* PROBLEM TO SOLVE *
Your copy of the material below should match it exactly, except that it holds no pictures.

* RECORDS FOR THE EXERCISE *
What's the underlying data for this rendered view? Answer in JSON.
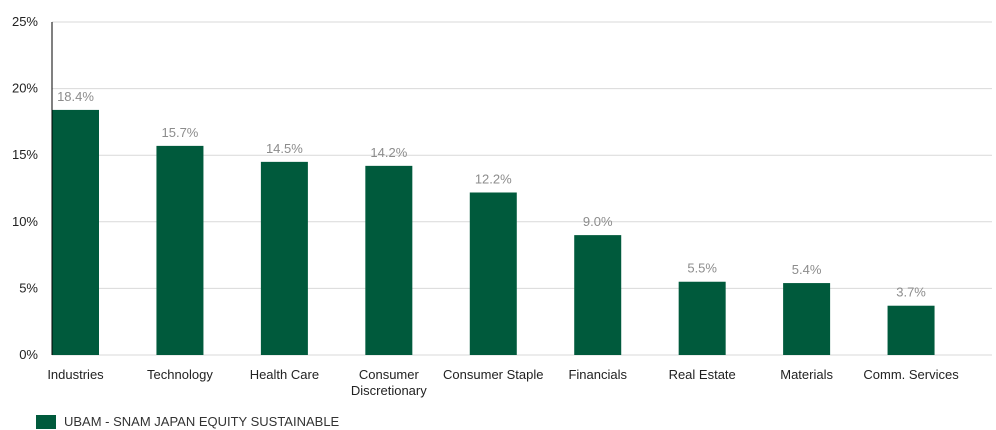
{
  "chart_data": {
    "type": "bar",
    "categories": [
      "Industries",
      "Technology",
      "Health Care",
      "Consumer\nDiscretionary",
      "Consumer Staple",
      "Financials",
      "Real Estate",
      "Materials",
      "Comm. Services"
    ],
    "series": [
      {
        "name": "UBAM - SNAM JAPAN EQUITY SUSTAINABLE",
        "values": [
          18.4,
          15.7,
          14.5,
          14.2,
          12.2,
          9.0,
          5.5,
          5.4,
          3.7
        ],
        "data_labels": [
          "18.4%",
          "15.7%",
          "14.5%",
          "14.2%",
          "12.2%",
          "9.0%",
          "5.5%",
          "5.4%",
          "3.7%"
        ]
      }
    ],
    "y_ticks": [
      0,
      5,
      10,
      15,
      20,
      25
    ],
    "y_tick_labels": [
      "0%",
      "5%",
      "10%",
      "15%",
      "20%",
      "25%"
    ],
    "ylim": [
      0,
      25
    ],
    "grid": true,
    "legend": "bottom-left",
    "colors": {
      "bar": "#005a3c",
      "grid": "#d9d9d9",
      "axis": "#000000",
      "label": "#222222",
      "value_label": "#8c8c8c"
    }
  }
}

* ANSWER TO THE TASK *
What's the underlying data for this rendered view? Answer in JSON.
{
  "chart_data": {
    "type": "bar",
    "categories": [
      "Industries",
      "Technology",
      "Health Care",
      "Consumer\nDiscretionary",
      "Consumer Staple",
      "Financials",
      "Real Estate",
      "Materials",
      "Comm. Services"
    ],
    "series": [
      {
        "name": "UBAM - SNAM JAPAN EQUITY SUSTAINABLE",
        "values": [
          18.4,
          15.7,
          14.5,
          14.2,
          12.2,
          9.0,
          5.5,
          5.4,
          3.7
        ],
        "data_labels": [
          "18.4%",
          "15.7%",
          "14.5%",
          "14.2%",
          "12.2%",
          "9.0%",
          "5.5%",
          "5.4%",
          "3.7%"
        ]
      }
    ],
    "y_ticks": [
      0,
      5,
      10,
      15,
      20,
      25
    ],
    "y_tick_labels": [
      "0%",
      "5%",
      "10%",
      "15%",
      "20%",
      "25%"
    ],
    "ylim": [
      0,
      25
    ],
    "grid": true,
    "legend": "bottom-left",
    "colors": {
      "bar": "#005a3c",
      "grid": "#d9d9d9",
      "axis": "#000000",
      "label": "#222222",
      "value_label": "#8c8c8c"
    }
  }
}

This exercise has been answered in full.